EXERCISE DESCRIPTION
Gather from the listing below each line that includes the word "this", and copy it.

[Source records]
□ □ □ □

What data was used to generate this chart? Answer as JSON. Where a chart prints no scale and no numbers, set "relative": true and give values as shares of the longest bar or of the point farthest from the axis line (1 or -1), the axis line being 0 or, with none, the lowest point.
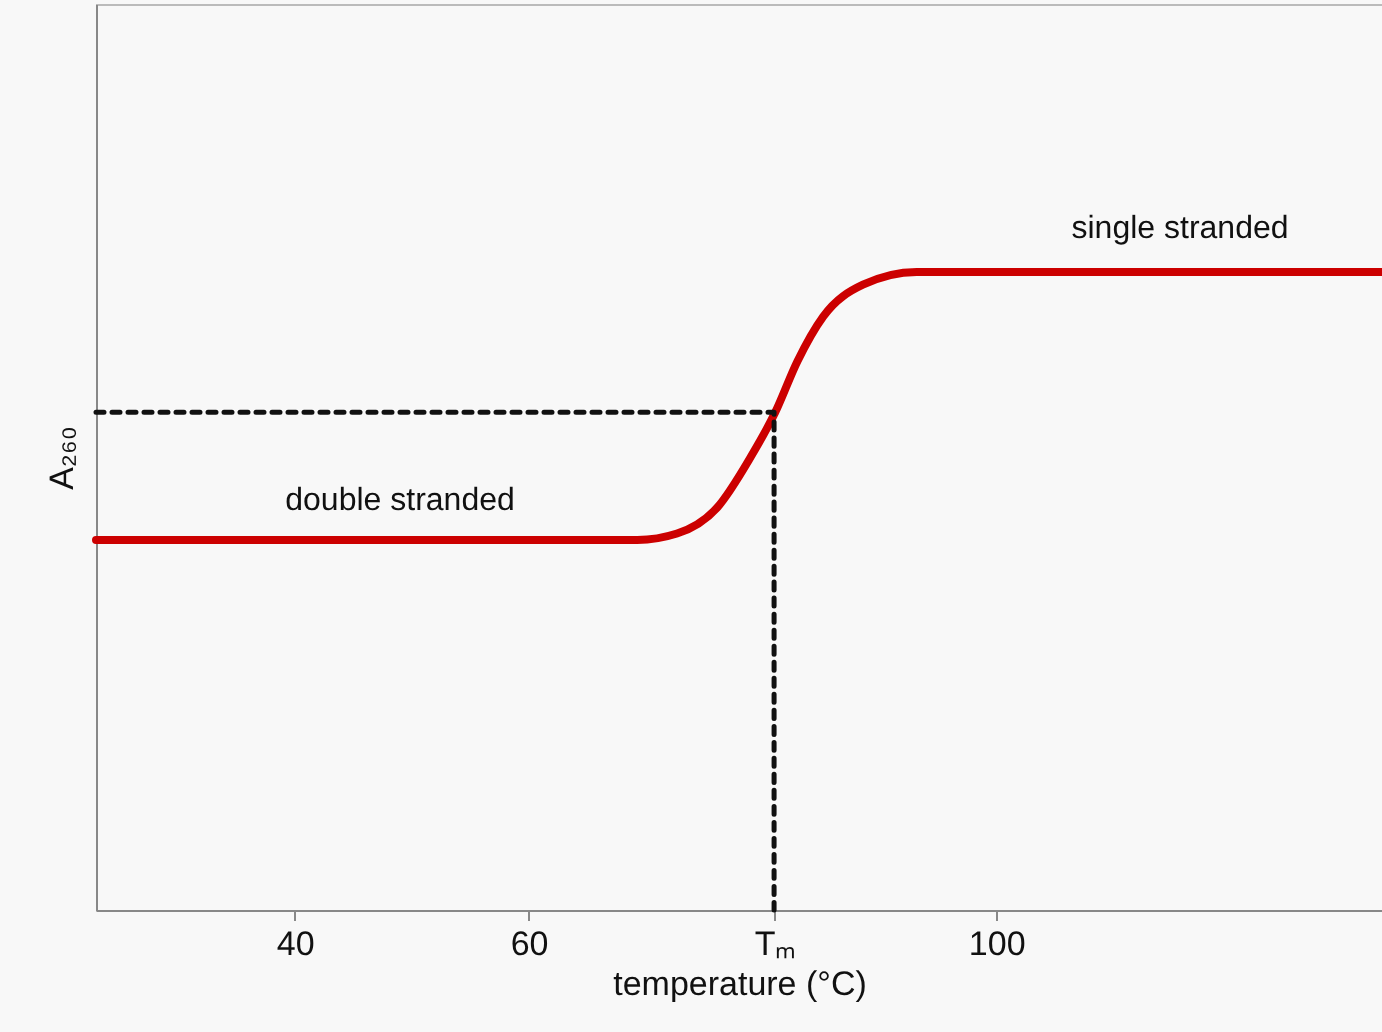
{
  "chart_data": {
    "type": "line",
    "xlabel": "temperature (°C)",
    "ylabel": "A₂₆₀",
    "relative": true,
    "xlim": [
      23,
      133
    ],
    "xticks": [
      40,
      60,
      {
        "value": 81,
        "label": "Tₘ"
      },
      100
    ],
    "series": [
      {
        "color": "#cc0000",
        "x": [
          23,
          69.3,
          72.7,
          76.1,
          79,
          81.1,
          83,
          85.2,
          88.6,
          93.2,
          133
        ],
        "values": [
          0.58,
          0.58,
          0.59,
          0.63,
          0.71,
          0.78,
          0.86,
          0.93,
          0.98,
          1,
          1
        ]
      },
      {
        "color": "#111111",
        "line_style": "dashed",
        "x": [
          23,
          81,
          81
        ],
        "values": [
          0.78,
          0.78,
          0
        ]
      }
    ],
    "annotations": [
      "double stranded",
      "single stranded"
    ]
  }
}
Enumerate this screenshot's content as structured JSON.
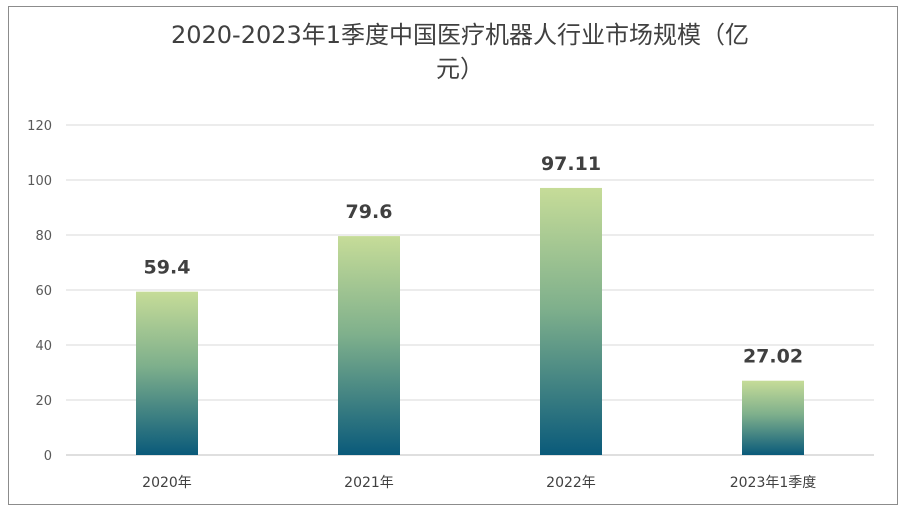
{
  "chart_data": {
    "type": "bar",
    "title_line1": "2020-2023年1季度中国医疗机器人行业市场规模（亿",
    "title_line2": "元）",
    "categories": [
      "2020年",
      "2021年",
      "2022年",
      "2023年1季度"
    ],
    "values": [
      59.4,
      79.6,
      97.11,
      27.02
    ],
    "value_labels": [
      "59.4",
      "79.6",
      "97.11",
      "27.02"
    ],
    "ylim": [
      0,
      120
    ],
    "yticks": [
      0,
      20,
      40,
      60,
      80,
      100,
      120
    ],
    "grid": true,
    "legend": "none",
    "xlabel": "",
    "ylabel": ""
  },
  "colors": {
    "bar_top": "#c6dc98",
    "bar_mid": "#7fb08c",
    "bar_bottom": "#0a5a7a",
    "gridline": "#d9d9d9",
    "axis": "#bfbfbf"
  }
}
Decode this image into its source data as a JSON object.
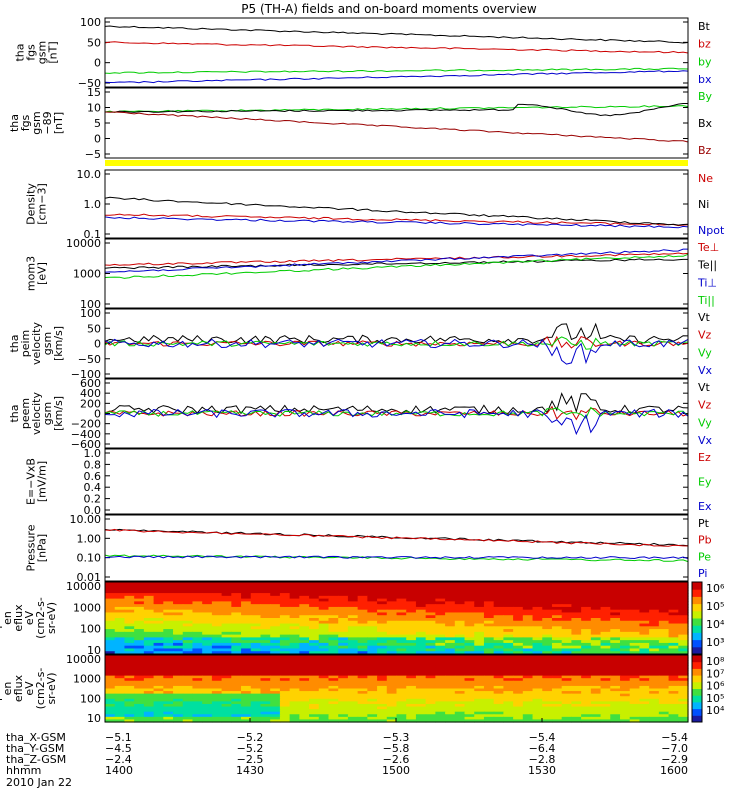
{
  "title": "P5 (TH-A) fields and on-board moments overview",
  "colors": {
    "black": "#000000",
    "red": "#cc0000",
    "green": "#00cc00",
    "blue": "#0000cc",
    "darkred": "#990000",
    "yellow": "#ffff00"
  },
  "chart_data": [
    {
      "type": "line",
      "ylabel": [
        "tha",
        "fgs",
        "gsm",
        "[nT]"
      ],
      "yticks": [
        "100",
        "50",
        "0",
        "−50"
      ],
      "yrange": [
        -65,
        105
      ],
      "series": [
        {
          "name": "Bt",
          "color": "#000000",
          "start": 85,
          "end": 45
        },
        {
          "name": "bz",
          "color": "#cc0000",
          "start": 45,
          "end": 20
        },
        {
          "name": "by",
          "color": "#00cc00",
          "start": -30,
          "end": -20
        },
        {
          "name": "bx",
          "color": "#0000cc",
          "start": -55,
          "end": -25
        }
      ]
    },
    {
      "type": "line",
      "ylabel": [
        "tha",
        "fgs",
        "gsm",
        "−89",
        "[nT]"
      ],
      "yticks": [
        "15",
        "10",
        "5",
        "0",
        "−5"
      ],
      "yrange": [
        -7.5,
        16
      ],
      "series": [
        {
          "name": "By",
          "color": "#00cc00",
          "start": 8,
          "end": 10
        },
        {
          "name": "Bx",
          "color": "#000000",
          "start": 8,
          "end": 9
        },
        {
          "name": "Bz",
          "color": "#990000",
          "start": 8,
          "end": -2
        }
      ]
    },
    {
      "type": "line",
      "ylabel": [
        "Density",
        "[cm−3]"
      ],
      "yticks": [
        "10.0",
        "1.0",
        "0.1"
      ],
      "yscale": "log",
      "series": [
        {
          "name": "Ne",
          "color": "#cc0000",
          "start": 0.45,
          "end": 0.2
        },
        {
          "name": "Ni",
          "color": "#000000",
          "start": 1.6,
          "end": 0.2
        },
        {
          "name": "Npot",
          "color": "#0000cc",
          "start": 0.35,
          "end": 0.17
        }
      ]
    },
    {
      "type": "line",
      "ylabel": [
        "mom3",
        "[eV]"
      ],
      "yticks": [
        "10000",
        "1000",
        "100"
      ],
      "yscale": "log",
      "series": [
        {
          "name": "Te⊥",
          "color": "#cc0000",
          "start": 1900,
          "end": 4500
        },
        {
          "name": "Te||",
          "color": "#000000",
          "start": 1500,
          "end": 3000
        },
        {
          "name": "Ti⊥",
          "color": "#0000cc",
          "start": 1100,
          "end": 6000
        },
        {
          "name": "Ti||",
          "color": "#00cc00",
          "start": 700,
          "end": 4000
        }
      ]
    },
    {
      "type": "line",
      "ylabel": [
        "tha",
        "peim",
        "velocity",
        "gsm",
        "[km/s]"
      ],
      "yticks": [
        "100",
        "50",
        "0",
        "−50",
        "−100"
      ],
      "yrange": [
        -100,
        100
      ],
      "series": [
        {
          "name": "Vt",
          "color": "#000000"
        },
        {
          "name": "Vz",
          "color": "#cc0000"
        },
        {
          "name": "Vy",
          "color": "#00cc00"
        },
        {
          "name": "Vx",
          "color": "#0000cc"
        }
      ]
    },
    {
      "type": "line",
      "ylabel": [
        "tha",
        "peem",
        "velocity",
        "gsm",
        "[km/s]"
      ],
      "yticks": [
        "600",
        "400",
        "200",
        "0",
        "−200",
        "−400",
        "−600"
      ],
      "yrange": [
        -600,
        600
      ],
      "series": [
        {
          "name": "Vt",
          "color": "#000000"
        },
        {
          "name": "Vz",
          "color": "#cc0000"
        },
        {
          "name": "Vy",
          "color": "#00cc00"
        },
        {
          "name": "Vx",
          "color": "#0000cc"
        }
      ]
    },
    {
      "type": "line",
      "ylabel": [
        "E=−VxB",
        "[mV/m]"
      ],
      "yticks": [
        "1.0",
        "0.8",
        "0.6",
        "0.4",
        "0.2",
        "0.0"
      ],
      "yrange": [
        0,
        1
      ],
      "series": [
        {
          "name": "Ez",
          "color": "#cc0000"
        },
        {
          "name": "Ey",
          "color": "#00cc00"
        },
        {
          "name": "Ex",
          "color": "#0000cc"
        }
      ]
    },
    {
      "type": "line",
      "ylabel": [
        "Pressure",
        "[nPa]"
      ],
      "yticks": [
        "10.00",
        "1.00",
        "0.10",
        "0.01"
      ],
      "yscale": "log",
      "series": [
        {
          "name": "Pt",
          "color": "#000000",
          "start": 2.8,
          "end": 0.45
        },
        {
          "name": "Pb",
          "color": "#cc0000",
          "start": 2.7,
          "end": 0.4
        },
        {
          "name": "Pe",
          "color": "#00cc00",
          "start": 0.13,
          "end": 0.07
        },
        {
          "name": "Pi",
          "color": "#0000cc",
          "start": 0.11,
          "end": 0.1
        }
      ]
    },
    {
      "type": "heatmap",
      "ylabel": [
        "tha",
        "peir",
        "en",
        "eflux",
        "eV",
        "(cm2-s-",
        "sr-eV)"
      ],
      "yticks": [
        "10000",
        "1000",
        "100",
        "10"
      ],
      "colorbar": [
        "10⁶",
        "10⁵",
        "10⁴",
        "10³"
      ]
    },
    {
      "type": "heatmap",
      "ylabel": [
        "tha",
        "peer",
        "en",
        "eflux",
        "eV",
        "(cm2-s-",
        "sr-eV)"
      ],
      "yticks": [
        "10000",
        "1000",
        "100",
        "10"
      ],
      "colorbar": [
        "10⁸",
        "10⁷",
        "10⁶",
        "10⁵",
        "10⁴"
      ]
    }
  ],
  "xaxis": {
    "rows": [
      {
        "label": "tha_X-GSM",
        "values": [
          "−5.1",
          "−5.2",
          "−5.3",
          "−5.4",
          "−5.4"
        ]
      },
      {
        "label": "tha_Y-GSM",
        "values": [
          "−4.5",
          "−5.2",
          "−5.8",
          "−6.4",
          "−7.0"
        ]
      },
      {
        "label": "tha_Z-GSM",
        "values": [
          "−2.4",
          "−2.5",
          "−2.6",
          "−2.8",
          "−2.9"
        ]
      },
      {
        "label": "hhmm",
        "values": [
          "1400",
          "1430",
          "1500",
          "1530",
          "1600"
        ]
      }
    ],
    "date": "2010 Jan 22"
  }
}
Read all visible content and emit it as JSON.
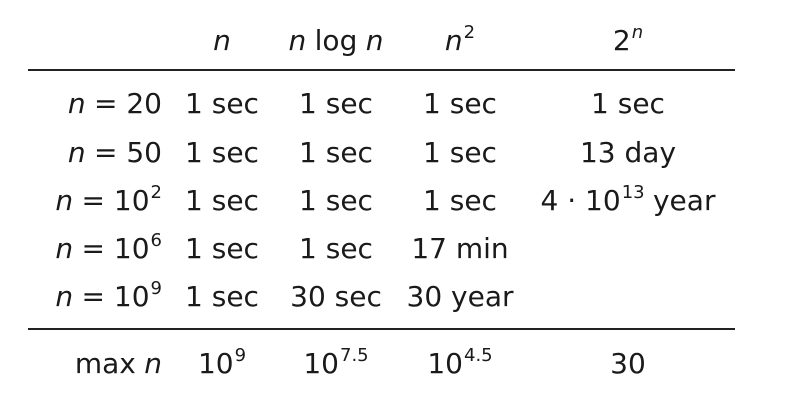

□ □ □ □

PROBLEM SOLUTION
What data was used to generate this chart? Answer as JSON. Where a chart prints no scale and no numbers, set "relative": true and give values as shares of the longest bar or of the point farthest from the axis line (1 or -1), the axis line being 0 or, with none, the lowest point.
Enumerate this screenshot's content as structured JSON.
Decode this image into its source data as a JSON object.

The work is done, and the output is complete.